DATASET ROWS -

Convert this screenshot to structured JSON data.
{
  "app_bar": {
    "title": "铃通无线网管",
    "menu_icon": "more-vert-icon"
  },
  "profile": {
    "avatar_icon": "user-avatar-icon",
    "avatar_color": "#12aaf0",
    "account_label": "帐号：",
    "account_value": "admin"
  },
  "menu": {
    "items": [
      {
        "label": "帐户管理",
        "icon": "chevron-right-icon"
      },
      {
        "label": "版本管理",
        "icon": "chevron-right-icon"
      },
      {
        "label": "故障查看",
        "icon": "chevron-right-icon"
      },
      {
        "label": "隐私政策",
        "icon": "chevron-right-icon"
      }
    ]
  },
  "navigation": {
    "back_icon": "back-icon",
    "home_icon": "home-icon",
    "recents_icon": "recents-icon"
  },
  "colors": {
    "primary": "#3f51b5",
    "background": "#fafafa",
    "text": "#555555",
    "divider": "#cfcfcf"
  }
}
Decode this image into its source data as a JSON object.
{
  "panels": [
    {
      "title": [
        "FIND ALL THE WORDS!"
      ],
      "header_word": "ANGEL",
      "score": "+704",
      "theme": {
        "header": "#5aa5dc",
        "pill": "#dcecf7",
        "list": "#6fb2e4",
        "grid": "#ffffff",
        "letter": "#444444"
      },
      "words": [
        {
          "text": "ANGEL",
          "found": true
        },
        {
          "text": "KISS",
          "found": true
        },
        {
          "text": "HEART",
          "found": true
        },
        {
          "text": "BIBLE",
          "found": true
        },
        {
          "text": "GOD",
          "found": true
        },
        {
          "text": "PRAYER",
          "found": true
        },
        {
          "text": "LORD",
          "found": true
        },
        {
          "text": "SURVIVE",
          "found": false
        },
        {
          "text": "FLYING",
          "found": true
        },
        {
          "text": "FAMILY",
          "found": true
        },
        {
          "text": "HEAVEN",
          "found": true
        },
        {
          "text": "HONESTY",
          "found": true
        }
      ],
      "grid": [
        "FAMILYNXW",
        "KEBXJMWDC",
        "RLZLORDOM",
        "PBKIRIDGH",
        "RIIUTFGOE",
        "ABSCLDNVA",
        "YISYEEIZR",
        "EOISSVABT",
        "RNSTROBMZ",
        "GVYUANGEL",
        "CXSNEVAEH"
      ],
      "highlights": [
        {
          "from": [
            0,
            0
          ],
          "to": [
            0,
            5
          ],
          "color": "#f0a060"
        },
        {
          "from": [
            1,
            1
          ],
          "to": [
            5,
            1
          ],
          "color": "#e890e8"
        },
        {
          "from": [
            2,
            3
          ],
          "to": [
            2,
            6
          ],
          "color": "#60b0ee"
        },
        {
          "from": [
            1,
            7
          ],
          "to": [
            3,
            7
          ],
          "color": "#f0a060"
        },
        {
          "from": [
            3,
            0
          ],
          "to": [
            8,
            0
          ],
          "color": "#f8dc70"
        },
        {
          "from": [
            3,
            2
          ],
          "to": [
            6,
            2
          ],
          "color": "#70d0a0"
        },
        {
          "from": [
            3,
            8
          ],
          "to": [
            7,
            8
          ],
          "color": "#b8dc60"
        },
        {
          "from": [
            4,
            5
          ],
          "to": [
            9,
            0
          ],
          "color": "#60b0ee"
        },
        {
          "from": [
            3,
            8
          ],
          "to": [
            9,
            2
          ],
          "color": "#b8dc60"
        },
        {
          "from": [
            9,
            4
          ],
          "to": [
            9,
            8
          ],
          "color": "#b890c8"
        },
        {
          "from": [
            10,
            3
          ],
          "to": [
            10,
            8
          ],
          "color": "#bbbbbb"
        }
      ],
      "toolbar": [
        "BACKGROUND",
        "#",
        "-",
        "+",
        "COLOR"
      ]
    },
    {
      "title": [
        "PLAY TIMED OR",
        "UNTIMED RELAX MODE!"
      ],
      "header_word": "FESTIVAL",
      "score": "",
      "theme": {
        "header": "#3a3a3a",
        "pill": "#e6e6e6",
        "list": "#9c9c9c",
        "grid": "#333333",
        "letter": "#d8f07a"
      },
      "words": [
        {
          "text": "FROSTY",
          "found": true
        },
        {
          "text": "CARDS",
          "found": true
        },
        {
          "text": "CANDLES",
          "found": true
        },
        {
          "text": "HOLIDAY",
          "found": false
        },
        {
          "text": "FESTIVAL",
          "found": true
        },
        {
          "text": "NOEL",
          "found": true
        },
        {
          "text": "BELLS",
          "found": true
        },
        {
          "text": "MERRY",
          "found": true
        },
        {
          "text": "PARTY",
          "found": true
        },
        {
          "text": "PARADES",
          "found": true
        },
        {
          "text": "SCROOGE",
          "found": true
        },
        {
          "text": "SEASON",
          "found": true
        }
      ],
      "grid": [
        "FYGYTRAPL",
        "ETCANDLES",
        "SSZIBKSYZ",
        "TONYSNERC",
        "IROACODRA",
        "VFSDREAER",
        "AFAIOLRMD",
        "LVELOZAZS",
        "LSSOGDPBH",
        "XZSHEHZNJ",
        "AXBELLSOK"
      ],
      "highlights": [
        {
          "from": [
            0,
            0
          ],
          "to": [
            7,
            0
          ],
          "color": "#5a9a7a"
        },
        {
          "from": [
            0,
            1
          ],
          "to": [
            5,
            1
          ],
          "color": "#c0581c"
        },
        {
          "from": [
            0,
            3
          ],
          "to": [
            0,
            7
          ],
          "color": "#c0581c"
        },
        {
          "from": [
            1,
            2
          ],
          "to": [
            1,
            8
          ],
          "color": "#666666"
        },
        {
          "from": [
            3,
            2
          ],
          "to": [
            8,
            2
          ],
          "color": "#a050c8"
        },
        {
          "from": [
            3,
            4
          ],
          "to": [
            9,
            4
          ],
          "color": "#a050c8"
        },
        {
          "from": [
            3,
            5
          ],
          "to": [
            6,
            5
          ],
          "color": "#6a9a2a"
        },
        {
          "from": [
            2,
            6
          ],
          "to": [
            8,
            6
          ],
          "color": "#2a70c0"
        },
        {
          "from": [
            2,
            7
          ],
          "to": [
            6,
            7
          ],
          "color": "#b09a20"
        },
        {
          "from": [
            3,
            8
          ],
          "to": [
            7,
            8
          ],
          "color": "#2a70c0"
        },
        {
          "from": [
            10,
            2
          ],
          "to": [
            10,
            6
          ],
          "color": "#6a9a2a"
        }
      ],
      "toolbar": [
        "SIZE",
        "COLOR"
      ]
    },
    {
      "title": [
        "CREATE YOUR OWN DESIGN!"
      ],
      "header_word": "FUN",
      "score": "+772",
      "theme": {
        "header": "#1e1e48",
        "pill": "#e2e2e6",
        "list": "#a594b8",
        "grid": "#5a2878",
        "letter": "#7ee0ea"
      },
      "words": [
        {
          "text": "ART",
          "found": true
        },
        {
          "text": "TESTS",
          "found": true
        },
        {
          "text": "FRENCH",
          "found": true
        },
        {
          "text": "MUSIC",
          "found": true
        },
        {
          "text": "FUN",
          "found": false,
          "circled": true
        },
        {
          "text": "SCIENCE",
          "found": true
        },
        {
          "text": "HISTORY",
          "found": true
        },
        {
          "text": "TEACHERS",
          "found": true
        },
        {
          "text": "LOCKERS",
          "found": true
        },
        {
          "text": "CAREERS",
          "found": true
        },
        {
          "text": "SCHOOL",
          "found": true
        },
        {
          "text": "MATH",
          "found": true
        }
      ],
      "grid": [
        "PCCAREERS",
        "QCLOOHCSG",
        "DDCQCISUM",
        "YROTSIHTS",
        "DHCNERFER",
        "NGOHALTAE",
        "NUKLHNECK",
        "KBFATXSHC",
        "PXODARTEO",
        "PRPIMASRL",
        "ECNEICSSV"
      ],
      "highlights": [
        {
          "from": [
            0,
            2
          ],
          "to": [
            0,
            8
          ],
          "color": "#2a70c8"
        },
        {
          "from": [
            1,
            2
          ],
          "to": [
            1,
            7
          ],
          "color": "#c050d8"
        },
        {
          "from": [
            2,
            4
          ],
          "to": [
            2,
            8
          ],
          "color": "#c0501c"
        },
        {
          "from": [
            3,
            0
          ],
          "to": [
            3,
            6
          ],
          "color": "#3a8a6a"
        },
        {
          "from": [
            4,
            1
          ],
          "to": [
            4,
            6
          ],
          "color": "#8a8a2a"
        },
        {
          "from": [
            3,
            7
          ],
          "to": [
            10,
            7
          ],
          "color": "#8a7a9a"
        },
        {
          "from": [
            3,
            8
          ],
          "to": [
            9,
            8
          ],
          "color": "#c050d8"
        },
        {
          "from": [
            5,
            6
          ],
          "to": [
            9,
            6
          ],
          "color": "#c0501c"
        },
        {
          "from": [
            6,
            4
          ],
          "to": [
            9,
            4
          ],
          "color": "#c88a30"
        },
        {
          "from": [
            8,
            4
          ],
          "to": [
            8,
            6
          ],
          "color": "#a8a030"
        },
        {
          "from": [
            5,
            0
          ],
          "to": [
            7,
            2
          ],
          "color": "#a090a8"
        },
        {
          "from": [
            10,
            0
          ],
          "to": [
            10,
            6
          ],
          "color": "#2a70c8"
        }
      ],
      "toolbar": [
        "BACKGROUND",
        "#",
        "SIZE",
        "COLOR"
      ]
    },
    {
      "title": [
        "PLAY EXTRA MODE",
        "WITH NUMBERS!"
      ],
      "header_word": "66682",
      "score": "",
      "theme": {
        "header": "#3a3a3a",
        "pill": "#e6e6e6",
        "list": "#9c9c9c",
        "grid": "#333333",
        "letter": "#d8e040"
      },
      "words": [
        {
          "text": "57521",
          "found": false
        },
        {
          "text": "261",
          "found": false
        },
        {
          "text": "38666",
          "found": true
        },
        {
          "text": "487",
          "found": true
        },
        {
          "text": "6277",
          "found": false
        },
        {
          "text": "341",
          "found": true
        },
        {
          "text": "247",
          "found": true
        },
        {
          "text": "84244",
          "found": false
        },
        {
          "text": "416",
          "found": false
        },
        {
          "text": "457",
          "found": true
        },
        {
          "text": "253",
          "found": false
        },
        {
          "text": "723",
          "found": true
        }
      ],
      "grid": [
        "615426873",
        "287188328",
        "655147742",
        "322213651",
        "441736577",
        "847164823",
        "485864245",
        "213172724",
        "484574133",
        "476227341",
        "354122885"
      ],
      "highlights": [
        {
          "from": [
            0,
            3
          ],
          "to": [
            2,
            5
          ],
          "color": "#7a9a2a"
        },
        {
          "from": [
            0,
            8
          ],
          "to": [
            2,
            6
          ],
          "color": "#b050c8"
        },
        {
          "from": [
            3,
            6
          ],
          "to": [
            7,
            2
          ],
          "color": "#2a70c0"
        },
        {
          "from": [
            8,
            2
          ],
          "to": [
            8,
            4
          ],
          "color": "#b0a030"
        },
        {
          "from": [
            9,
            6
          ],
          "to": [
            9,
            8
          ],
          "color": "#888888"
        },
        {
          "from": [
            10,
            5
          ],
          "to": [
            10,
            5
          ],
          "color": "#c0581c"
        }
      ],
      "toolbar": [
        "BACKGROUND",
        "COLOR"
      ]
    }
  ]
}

PROBLEM TO SOLVE - Looking at the data above, how many lines hold the word "letter"? Respond with the number alone.

RESPONSE FOR THIS EXERCISE - 4